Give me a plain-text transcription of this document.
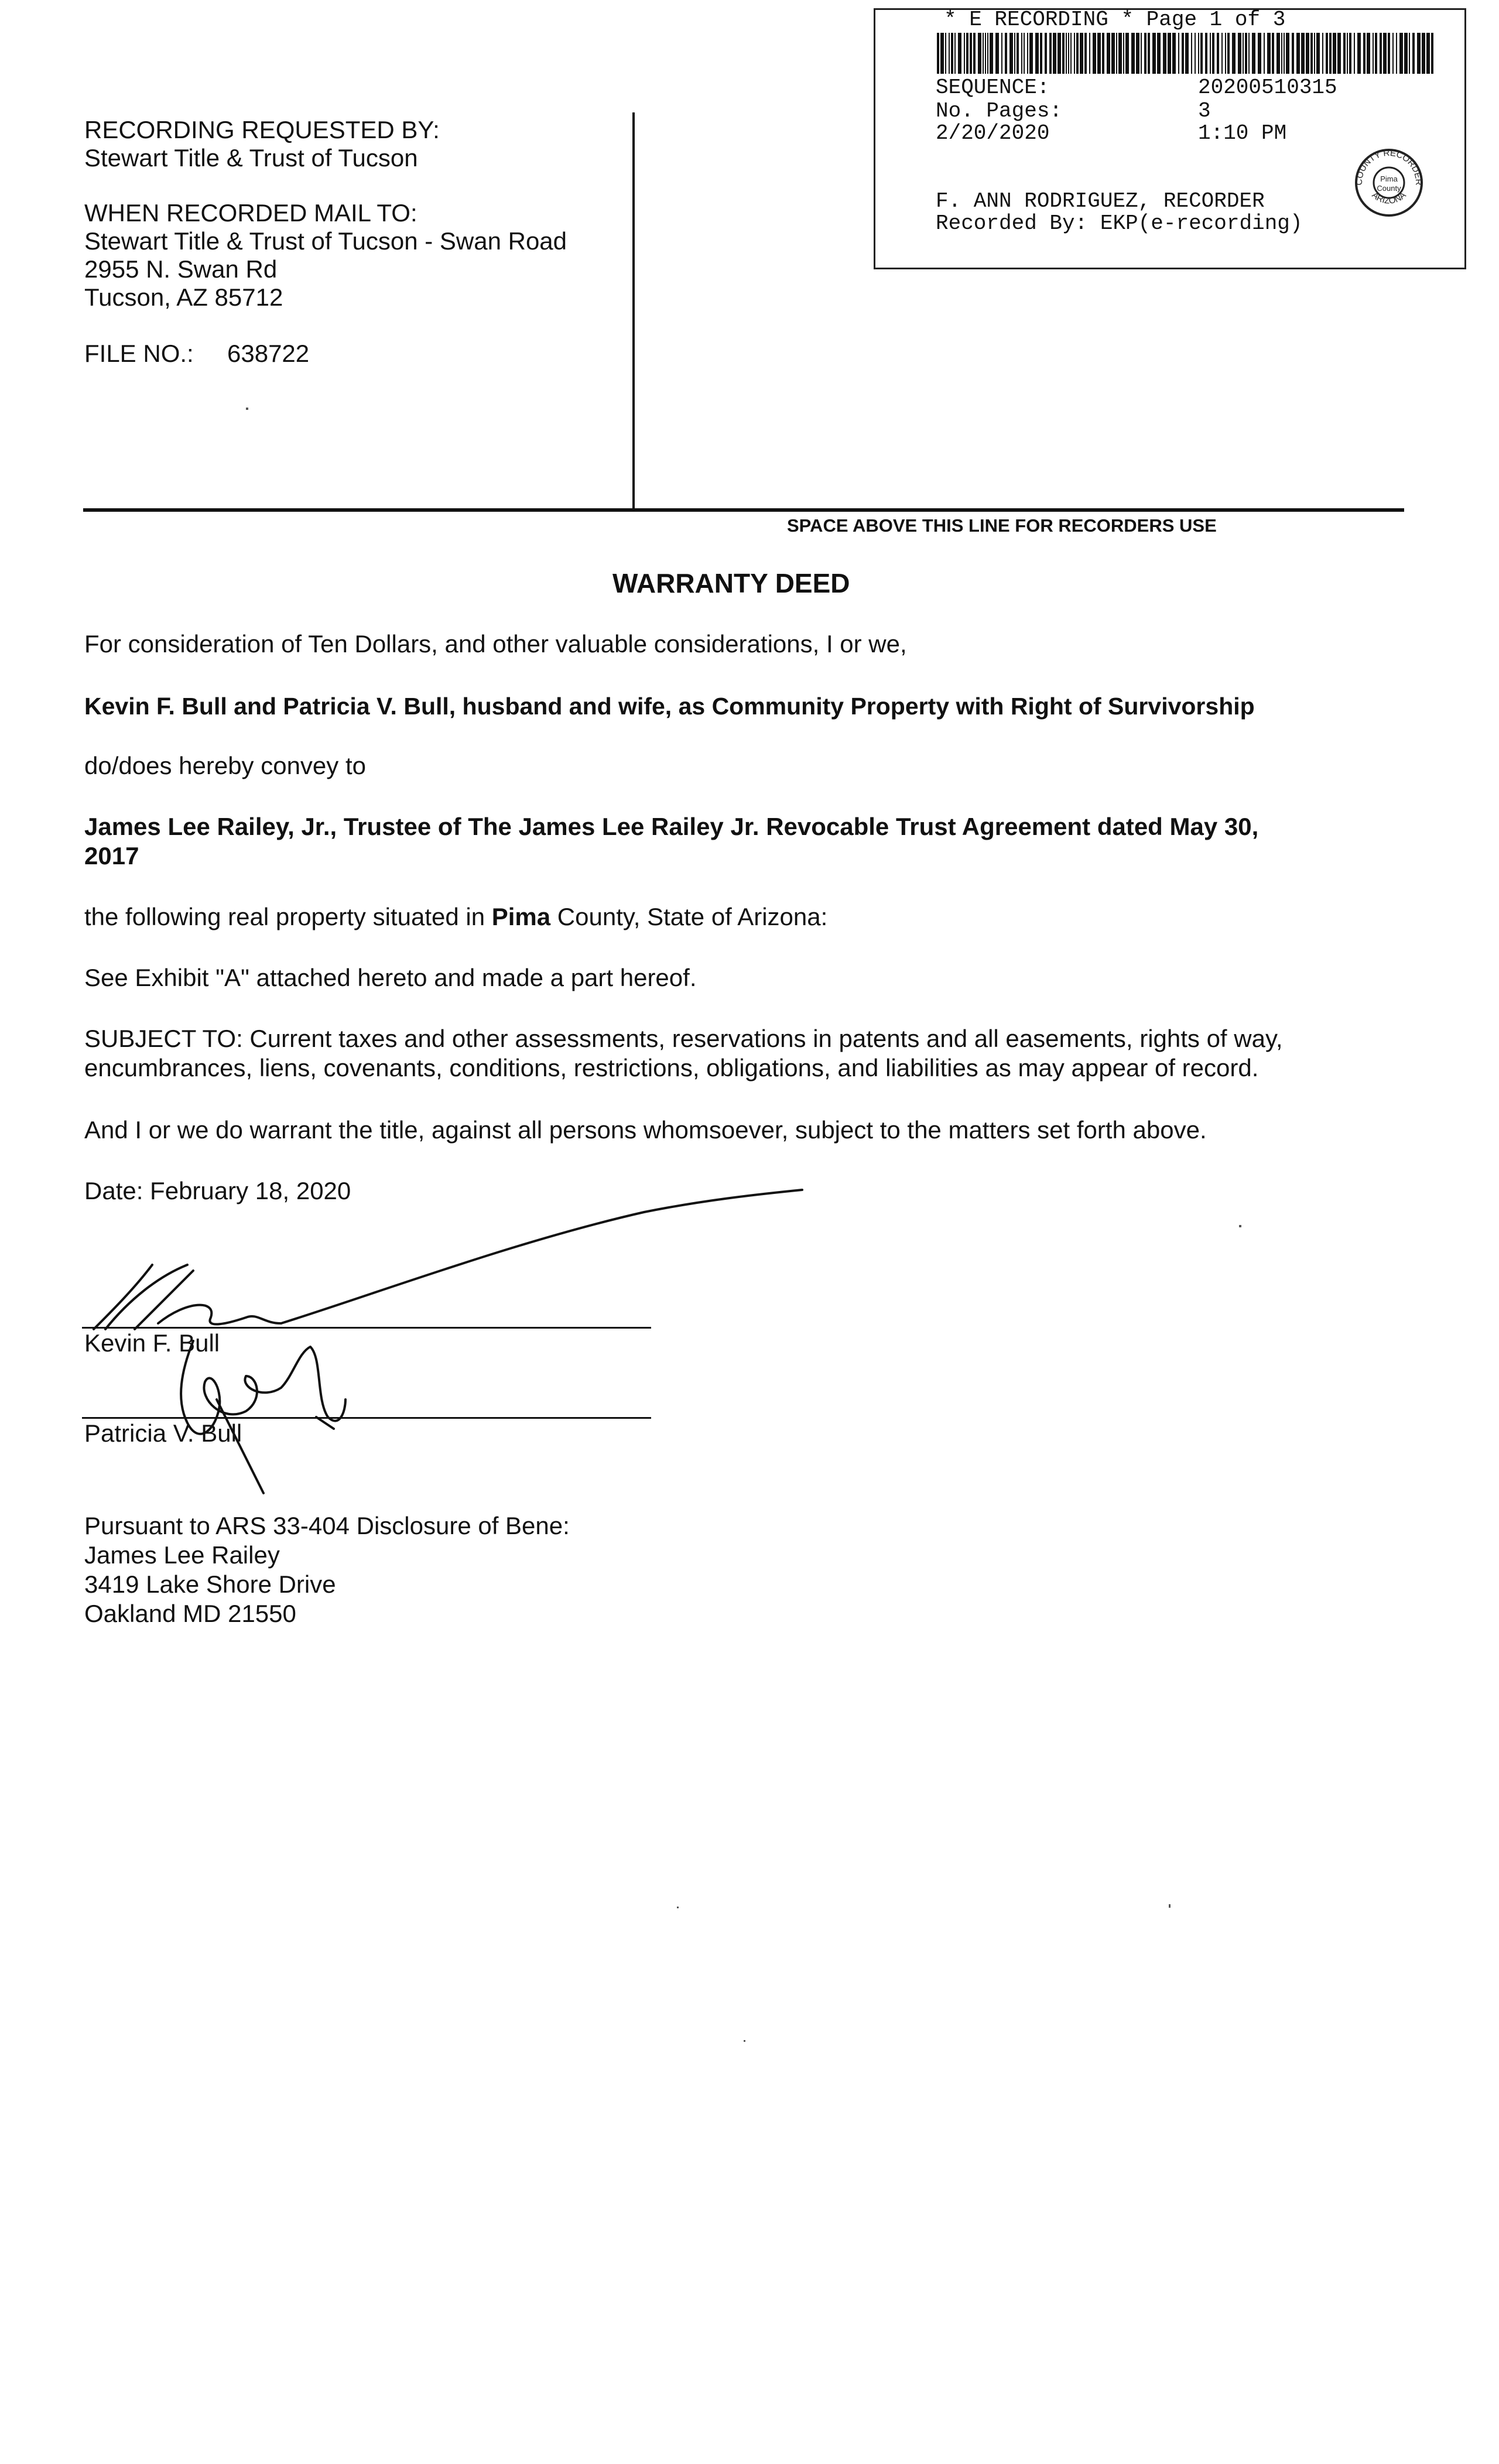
* E RECORDING * Page 1 of 3
SEQUENCE:	20200510315
No. Pages:	3
2/20/2020	1:10 PM
F. ANN RODRIGUEZ, RECORDER
Recorded By: EKP(e-recording)
COUNTY RECORDER
ARIZONA
Pima
County
RECORDING REQUESTED BY:
Stewart Title & Trust of Tucson
WHEN RECORDED MAIL TO:
Stewart Title & Trust of Tucson - Swan Road
2955 N. Swan Rd
Tucson, AZ 85712
FILE NO.: 638722
SPACE ABOVE THIS LINE FOR RECORDERS USE
WARRANTY DEED
For consideration of Ten Dollars, and other valuable considerations, I or we,
Kevin F. Bull and Patricia V. Bull, husband and wife, as Community Property with Right of Survivorship
do/does hereby convey to
James Lee Railey, Jr., Trustee of The James Lee Railey Jr. Revocable Trust Agreement dated May 30,
2017
the following real property situated in Pima County, State of Arizona:
See Exhibit "A" attached hereto and made a part hereof.
SUBJECT TO: Current taxes and other assessments, reservations in patents and all easements, rights of way,
encumbrances, liens, covenants, conditions, restrictions, obligations, and liabilities as may appear of record.
And I or we do warrant the title, against all persons whomsoever, subject to the matters set forth above.
Date: February 18, 2020
Kevin F. Bull
Patricia V. Bull
Pursuant to ARS 33-404 Disclosure of Bene:
James Lee Railey
3419 Lake Shore Drive
Oakland MD 21550
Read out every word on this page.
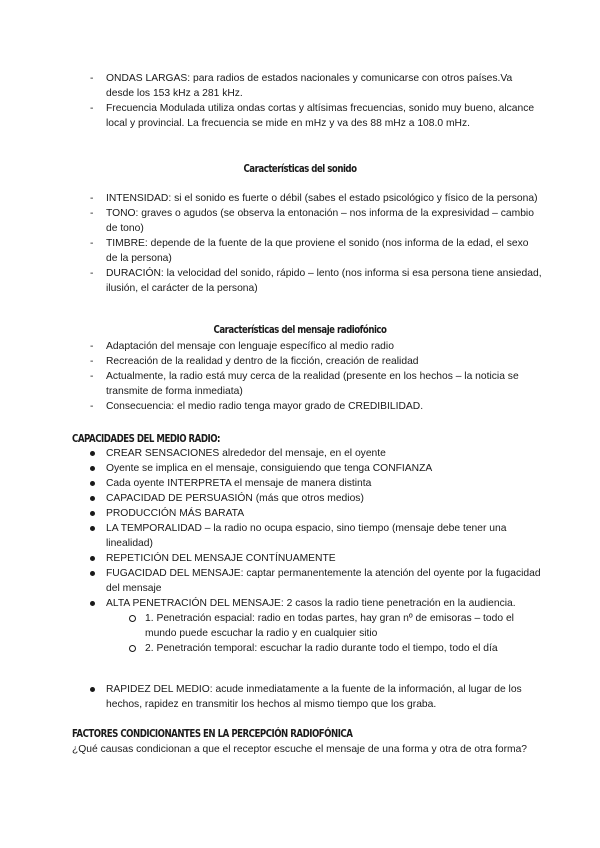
-	ONDAS LARGAS: para radios de estados nacionales y comunicarse con otros países.Va desde los 153 kHz a 281 kHz.

-	Frecuencia Modulada utiliza ondas cortas y altísimas frecuencias, sonido muy bueno, alcance local y provincial. La frecuencia se mide en mHz y va des 88 mHz a 108.0 mHz.

Características del sonido
-	INTENSIDAD: si el sonido es fuerte o débil (sabes el estado psicológico y físico de la persona)

-	TONO: graves o agudos (se observa la entonación – nos informa de la expresividad – cambio de tono)

-	TIMBRE: depende de la fuente de la que proviene el sonido (nos informa de la edad, el sexo de la persona)

-	DURACIÓN: la velocidad del sonido, rápido – lento (nos informa si esa persona tiene ansiedad, ilusión, el carácter de la persona)

Características del mensaje radiofónico
-	Adaptación del mensaje con lenguaje específico al medio radio

-	Recreación de la realidad y dentro de la ficción, creación de realidad

-	Actualmente, la radio está muy cerca de la realidad (presente en los hechos – la noticia se transmite de forma inmediata)

-	Consecuencia: el medio radio tenga mayor grado de CREDIBILIDAD.

CAPACIDADES DEL MEDIO RADIO:

CREAR SENSACIONES alrededor del mensaje, en el oyente

Oyente se implica en el mensaje, consiguiendo que tenga CONFIANZA

Cada oyente INTERPRETA el mensaje de manera distinta

CAPACIDAD DE PERSUASIÓN (más que otros medios)

PRODUCCIÓN MÁS BARATA

LA TEMPORALIDAD – la radio no ocupa espacio, sino tiempo (mensaje debe tener una linealidad)

REPETICIÓN DEL MENSAJE CONTÍNUAMENTE

FUGACIDAD DEL MENSAJE: captar permanentemente la atención del oyente por la fugacidad del mensaje

ALTA PENETRACIÓN DEL MENSAJE: 2 casos la radio tiene penetración en la audiencia.

1. Penetración espacial: radio en todas partes, hay gran nº de emisoras – todo el mundo puede escuchar la radio y en cualquier sitio

2. Penetración temporal: escuchar la radio durante todo el tiempo, todo el día

RAPIDEZ DEL MEDIO: acude inmediatamente a la fuente de la información, al lugar de los hechos, rapidez en transmitir los hechos al mismo tiempo que los graba.

FACTORES CONDICIONANTES EN LA PERCEPCIÓN RADIOFÓNICA
¿Qué causas condicionan a que el receptor escuche el mensaje de una forma y otra de otra forma?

◆ The problem: Return the records exactly. Don't carry the pictures over.

◆ Answer to the exercise:
Give me a plain-text transcription of this document.
* E RECORDING * Page 1 of 3
SEQUENCE:	20200510315
No. Pages:	3
2/20/2020	1:10 PM
F. ANN RODRIGUEZ, RECORDER
Recorded By: EKP(e-recording)
COUNTY RECORDER
ARIZONA
Pima
County
RECORDING REQUESTED BY:
Stewart Title & Trust of Tucson
WHEN RECORDED MAIL TO:
Stewart Title & Trust of Tucson - Swan Road
2955 N. Swan Rd
Tucson, AZ 85712
FILE NO.: 638722
SPACE ABOVE THIS LINE FOR RECORDERS USE
WARRANTY DEED
For consideration of Ten Dollars, and other valuable considerations, I or we,
Kevin F. Bull and Patricia V. Bull, husband and wife, as Community Property with Right of Survivorship
do/does hereby convey to
James Lee Railey, Jr., Trustee of The James Lee Railey Jr. Revocable Trust Agreement dated May 30,
2017
the following real property situated in Pima County, State of Arizona:
See Exhibit "A" attached hereto and made a part hereof.
SUBJECT TO: Current taxes and other assessments, reservations in patents and all easements, rights of way,
encumbrances, liens, covenants, conditions, restrictions, obligations, and liabilities as may appear of record.
And I or we do warrant the title, against all persons whomsoever, subject to the matters set forth above.
Date: February 18, 2020
Kevin F. Bull
Patricia V. Bull
Pursuant to ARS 33-404 Disclosure of Bene:
James Lee Railey
3419 Lake Shore Drive
Oakland MD 21550
Read out every word on this page.
-	ONDAS LARGAS: para radios de estados nacionales y comunicarse con otros países.Va desde los 153 kHz a 281 kHz.

-	Frecuencia Modulada utiliza ondas cortas y altísimas frecuencias, sonido muy bueno, alcance local y provincial. La frecuencia se mide en mHz y va des 88 mHz a 108.0 mHz.

Características del sonido
-	INTENSIDAD: si el sonido es fuerte o débil (sabes el estado psicológico y físico de la persona)

-	TONO: graves o agudos (se observa la entonación – nos informa de la expresividad – cambio de tono)

-	TIMBRE: depende de la fuente de la que proviene el sonido (nos informa de la edad, el sexo de la persona)

-	DURACIÓN: la velocidad del sonido, rápido – lento (nos informa si esa persona tiene ansiedad, ilusión, el carácter de la persona)

Características del mensaje radiofónico
-	Adaptación del mensaje con lenguaje específico al medio radio

-	Recreación de la realidad y dentro de la ficción, creación de realidad

-	Actualmente, la radio está muy cerca de la realidad (presente en los hechos – la noticia se transmite de forma inmediata)

-	Consecuencia: el medio radio tenga mayor grado de CREDIBILIDAD.

CAPACIDADES DEL MEDIO RADIO:

CREAR SENSACIONES alrededor del mensaje, en el oyente

Oyente se implica en el mensaje, consiguiendo que tenga CONFIANZA

Cada oyente INTERPRETA el mensaje de manera distinta

CAPACIDAD DE PERSUASIÓN (más que otros medios)

PRODUCCIÓN MÁS BARATA

LA TEMPORALIDAD – la radio no ocupa espacio, sino tiempo (mensaje debe tener una linealidad)

REPETICIÓN DEL MENSAJE CONTÍNUAMENTE

FUGACIDAD DEL MENSAJE: captar permanentemente la atención del oyente por la fugacidad del mensaje

ALTA PENETRACIÓN DEL MENSAJE: 2 casos la radio tiene penetración en la audiencia.

1. Penetración espacial: radio en todas partes, hay gran nº de emisoras – todo el mundo puede escuchar la radio y en cualquier sitio

2. Penetración temporal: escuchar la radio durante todo el tiempo, todo el día

RAPIDEZ DEL MEDIO: acude inmediatamente a la fuente de la información, al lugar de los hechos, rapidez en transmitir los hechos al mismo tiempo que los graba.

FACTORES CONDICIONANTES EN LA PERCEPCIÓN RADIOFÓNICA
¿Qué causas condicionan a que el receptor escuche el mensaje de una forma y otra de otra forma?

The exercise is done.